start Provided data

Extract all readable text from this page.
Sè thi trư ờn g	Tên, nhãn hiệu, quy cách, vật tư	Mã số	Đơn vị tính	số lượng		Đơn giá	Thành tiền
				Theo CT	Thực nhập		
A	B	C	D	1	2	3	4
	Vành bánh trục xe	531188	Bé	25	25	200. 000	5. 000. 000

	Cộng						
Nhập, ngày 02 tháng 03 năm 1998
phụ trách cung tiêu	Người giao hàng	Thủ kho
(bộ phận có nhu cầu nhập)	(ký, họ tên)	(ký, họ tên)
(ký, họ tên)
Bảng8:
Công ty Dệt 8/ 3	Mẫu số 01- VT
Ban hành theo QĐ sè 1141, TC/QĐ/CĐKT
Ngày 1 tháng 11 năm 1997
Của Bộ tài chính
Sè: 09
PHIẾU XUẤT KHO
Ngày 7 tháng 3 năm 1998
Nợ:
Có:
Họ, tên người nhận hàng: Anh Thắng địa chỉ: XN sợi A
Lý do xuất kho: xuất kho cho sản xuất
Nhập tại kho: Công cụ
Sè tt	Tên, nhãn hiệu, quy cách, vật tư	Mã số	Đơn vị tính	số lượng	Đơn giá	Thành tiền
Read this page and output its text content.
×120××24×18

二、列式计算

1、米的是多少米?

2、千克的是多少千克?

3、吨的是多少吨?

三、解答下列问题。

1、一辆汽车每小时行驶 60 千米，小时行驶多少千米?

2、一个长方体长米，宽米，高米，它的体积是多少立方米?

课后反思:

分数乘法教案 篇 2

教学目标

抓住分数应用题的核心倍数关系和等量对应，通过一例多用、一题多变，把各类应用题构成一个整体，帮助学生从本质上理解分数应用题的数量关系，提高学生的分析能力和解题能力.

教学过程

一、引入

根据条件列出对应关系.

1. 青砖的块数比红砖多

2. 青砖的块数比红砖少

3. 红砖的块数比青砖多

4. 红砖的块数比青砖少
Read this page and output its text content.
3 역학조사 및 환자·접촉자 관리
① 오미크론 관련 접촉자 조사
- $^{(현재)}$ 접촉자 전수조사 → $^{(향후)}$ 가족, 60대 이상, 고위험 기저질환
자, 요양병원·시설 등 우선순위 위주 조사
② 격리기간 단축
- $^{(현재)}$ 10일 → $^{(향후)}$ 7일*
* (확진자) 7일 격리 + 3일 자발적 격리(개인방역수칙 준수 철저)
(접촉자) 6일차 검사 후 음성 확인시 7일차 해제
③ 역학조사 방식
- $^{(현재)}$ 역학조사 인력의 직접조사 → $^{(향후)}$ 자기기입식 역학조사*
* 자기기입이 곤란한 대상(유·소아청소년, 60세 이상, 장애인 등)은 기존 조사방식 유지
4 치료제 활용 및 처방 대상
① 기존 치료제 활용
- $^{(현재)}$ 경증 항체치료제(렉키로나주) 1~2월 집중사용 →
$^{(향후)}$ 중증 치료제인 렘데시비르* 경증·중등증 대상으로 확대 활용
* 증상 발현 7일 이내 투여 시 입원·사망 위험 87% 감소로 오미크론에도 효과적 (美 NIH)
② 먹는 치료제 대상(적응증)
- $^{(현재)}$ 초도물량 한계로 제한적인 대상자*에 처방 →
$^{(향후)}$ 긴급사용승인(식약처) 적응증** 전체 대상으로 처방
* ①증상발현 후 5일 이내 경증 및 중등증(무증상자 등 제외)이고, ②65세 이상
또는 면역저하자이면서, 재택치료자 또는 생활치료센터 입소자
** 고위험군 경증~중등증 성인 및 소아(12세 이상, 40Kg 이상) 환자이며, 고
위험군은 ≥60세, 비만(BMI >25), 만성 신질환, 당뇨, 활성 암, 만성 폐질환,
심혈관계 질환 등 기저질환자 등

end Provided data

Problem requirements:
Write the entire listing out again, word for word.

Full answer:
Extract all readable text from this page.
Sè thi trư ờn g	Tên, nhãn hiệu, quy cách, vật tư	Mã số	Đơn vị tính	số lượng		Đơn giá	Thành tiền
				Theo CT	Thực nhập		
A	B	C	D	1	2	3	4
	Vành bánh trục xe	531188	Bé	25	25	200. 000	5. 000. 000

	Cộng						
Nhập, ngày 02 tháng 03 năm 1998
phụ trách cung tiêu	Người giao hàng	Thủ kho
(bộ phận có nhu cầu nhập)	(ký, họ tên)	(ký, họ tên)
(ký, họ tên)
Bảng8:
Công ty Dệt 8/ 3	Mẫu số 01- VT
Ban hành theo QĐ sè 1141, TC/QĐ/CĐKT
Ngày 1 tháng 11 năm 1997
Của Bộ tài chính
Sè: 09
PHIẾU XUẤT KHO
Ngày 7 tháng 3 năm 1998
Nợ:
Có:
Họ, tên người nhận hàng: Anh Thắng địa chỉ: XN sợi A
Lý do xuất kho: xuất kho cho sản xuất
Nhập tại kho: Công cụ
Sè tt	Tên, nhãn hiệu, quy cách, vật tư	Mã số	Đơn vị tính	số lượng	Đơn giá	Thành tiền
Read this page and output its text content.
×120××24×18

二、列式计算

1、米的是多少米?

2、千克的是多少千克?

3、吨的是多少吨?

三、解答下列问题。

1、一辆汽车每小时行驶 60 千米，小时行驶多少千米?

2、一个长方体长米，宽米，高米，它的体积是多少立方米?

课后反思:

分数乘法教案 篇 2

教学目标

抓住分数应用题的核心倍数关系和等量对应，通过一例多用、一题多变，把各类应用题构成一个整体，帮助学生从本质上理解分数应用题的数量关系，提高学生的分析能力和解题能力.

教学过程

一、引入

根据条件列出对应关系.

1. 青砖的块数比红砖多

2. 青砖的块数比红砖少

3. 红砖的块数比青砖多

4. 红砖的块数比青砖少
Read this page and output its text content.
3 역학조사 및 환자·접촉자 관리
① 오미크론 관련 접촉자 조사
- $^{(현재)}$ 접촉자 전수조사 → $^{(향후)}$ 가족, 60대 이상, 고위험 기저질환
자, 요양병원·시설 등 우선순위 위주 조사
② 격리기간 단축
- $^{(현재)}$ 10일 → $^{(향후)}$ 7일*
* (확진자) 7일 격리 + 3일 자발적 격리(개인방역수칙 준수 철저)
(접촉자) 6일차 검사 후 음성 확인시 7일차 해제
③ 역학조사 방식
- $^{(현재)}$ 역학조사 인력의 직접조사 → $^{(향후)}$ 자기기입식 역학조사*
* 자기기입이 곤란한 대상(유·소아청소년, 60세 이상, 장애인 등)은 기존 조사방식 유지
4 치료제 활용 및 처방 대상
① 기존 치료제 활용
- $^{(현재)}$ 경증 항체치료제(렉키로나주) 1~2월 집중사용 →
$^{(향후)}$ 중증 치료제인 렘데시비르* 경증·중등증 대상으로 확대 활용
* 증상 발현 7일 이내 투여 시 입원·사망 위험 87% 감소로 오미크론에도 효과적 (美 NIH)
② 먹는 치료제 대상(적응증)
- $^{(현재)}$ 초도물량 한계로 제한적인 대상자*에 처방 →
$^{(향후)}$ 긴급사용승인(식약처) 적응증** 전체 대상으로 처방
* ①증상발현 후 5일 이내 경증 및 중등증(무증상자 등 제외)이고, ②65세 이상
또는 면역저하자이면서, 재택치료자 또는 생활치료센터 입소자
** 고위험군 경증~중등증 성인 및 소아(12세 이상, 40Kg 이상) 환자이며, 고
위험군은 ≥60세, 비만(BMI >25), 만성 신질환, 당뇨, 활성 암, 만성 폐질환,
심혈관계 질환 등 기저질환자 등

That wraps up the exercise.